Print the data exactly, leaving nothing out.
#### Records for the task
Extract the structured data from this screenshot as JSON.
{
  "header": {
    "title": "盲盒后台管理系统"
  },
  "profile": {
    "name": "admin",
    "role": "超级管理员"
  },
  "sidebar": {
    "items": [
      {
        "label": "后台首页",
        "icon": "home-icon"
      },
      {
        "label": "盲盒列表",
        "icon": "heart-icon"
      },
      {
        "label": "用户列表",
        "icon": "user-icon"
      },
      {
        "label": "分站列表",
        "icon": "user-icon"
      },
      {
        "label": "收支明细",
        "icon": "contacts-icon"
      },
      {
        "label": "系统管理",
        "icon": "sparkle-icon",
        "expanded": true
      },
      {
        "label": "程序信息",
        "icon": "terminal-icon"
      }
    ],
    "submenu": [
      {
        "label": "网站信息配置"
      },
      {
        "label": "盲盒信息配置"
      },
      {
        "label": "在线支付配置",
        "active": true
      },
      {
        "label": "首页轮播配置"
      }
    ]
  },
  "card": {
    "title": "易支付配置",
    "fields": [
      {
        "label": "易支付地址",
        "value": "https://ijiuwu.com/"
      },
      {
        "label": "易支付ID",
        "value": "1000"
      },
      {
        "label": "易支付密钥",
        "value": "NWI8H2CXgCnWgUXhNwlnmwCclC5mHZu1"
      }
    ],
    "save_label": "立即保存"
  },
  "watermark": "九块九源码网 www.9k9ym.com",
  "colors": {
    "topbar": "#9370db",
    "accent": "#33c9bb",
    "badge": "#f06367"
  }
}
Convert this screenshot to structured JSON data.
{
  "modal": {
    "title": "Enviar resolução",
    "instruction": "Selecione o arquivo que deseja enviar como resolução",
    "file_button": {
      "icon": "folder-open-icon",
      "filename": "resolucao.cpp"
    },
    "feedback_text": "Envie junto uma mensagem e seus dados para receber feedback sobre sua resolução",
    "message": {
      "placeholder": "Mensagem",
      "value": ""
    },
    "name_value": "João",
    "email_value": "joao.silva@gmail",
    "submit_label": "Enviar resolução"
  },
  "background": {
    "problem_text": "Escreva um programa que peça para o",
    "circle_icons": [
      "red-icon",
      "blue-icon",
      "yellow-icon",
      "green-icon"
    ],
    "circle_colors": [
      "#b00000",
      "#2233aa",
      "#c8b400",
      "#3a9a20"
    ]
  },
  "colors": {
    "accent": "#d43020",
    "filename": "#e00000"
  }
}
########
**The result**
Extract the structured data from this screenshot as JSON.
{
  "header": {
    "title": "盲盒后台管理系统"
  },
  "profile": {
    "name": "admin",
    "role": "超级管理员"
  },
  "sidebar": {
    "items": [
      {
        "label": "后台首页",
        "icon": "home-icon"
      },
      {
        "label": "盲盒列表",
        "icon": "heart-icon"
      },
      {
        "label": "用户列表",
        "icon": "user-icon"
      },
      {
        "label": "分站列表",
        "icon": "user-icon"
      },
      {
        "label": "收支明细",
        "icon": "contacts-icon"
      },
      {
        "label": "系统管理",
        "icon": "sparkle-icon",
        "expanded": true
      },
      {
        "label": "程序信息",
        "icon": "terminal-icon"
      }
    ],
    "submenu": [
      {
        "label": "网站信息配置"
      },
      {
        "label": "盲盒信息配置"
      },
      {
        "label": "在线支付配置",
        "active": true
      },
      {
        "label": "首页轮播配置"
      }
    ]
  },
  "card": {
    "title": "易支付配置",
    "fields": [
      {
        "label": "易支付地址",
        "value": "https://ijiuwu.com/"
      },
      {
        "label": "易支付ID",
        "value": "1000"
      },
      {
        "label": "易支付密钥",
        "value": "NWI8H2CXgCnWgUXhNwlnmwCclC5mHZu1"
      }
    ],
    "save_label": "立即保存"
  },
  "watermark": "九块九源码网 www.9k9ym.com",
  "colors": {
    "topbar": "#9370db",
    "accent": "#33c9bb",
    "badge": "#f06367"
  }
}
Convert this screenshot to structured JSON data.
{
  "modal": {
    "title": "Enviar resolução",
    "instruction": "Selecione o arquivo que deseja enviar como resolução",
    "file_button": {
      "icon": "folder-open-icon",
      "filename": "resolucao.cpp"
    },
    "feedback_text": "Envie junto uma mensagem e seus dados para receber feedback sobre sua resolução",
    "message": {
      "placeholder": "Mensagem",
      "value": ""
    },
    "name_value": "João",
    "email_value": "joao.silva@gmail",
    "submit_label": "Enviar resolução"
  },
  "background": {
    "problem_text": "Escreva um programa que peça para o",
    "circle_icons": [
      "red-icon",
      "blue-icon",
      "yellow-icon",
      "green-icon"
    ],
    "circle_colors": [
      "#b00000",
      "#2233aa",
      "#c8b400",
      "#3a9a20"
    ]
  },
  "colors": {
    "accent": "#d43020",
    "filename": "#e00000"
  }
}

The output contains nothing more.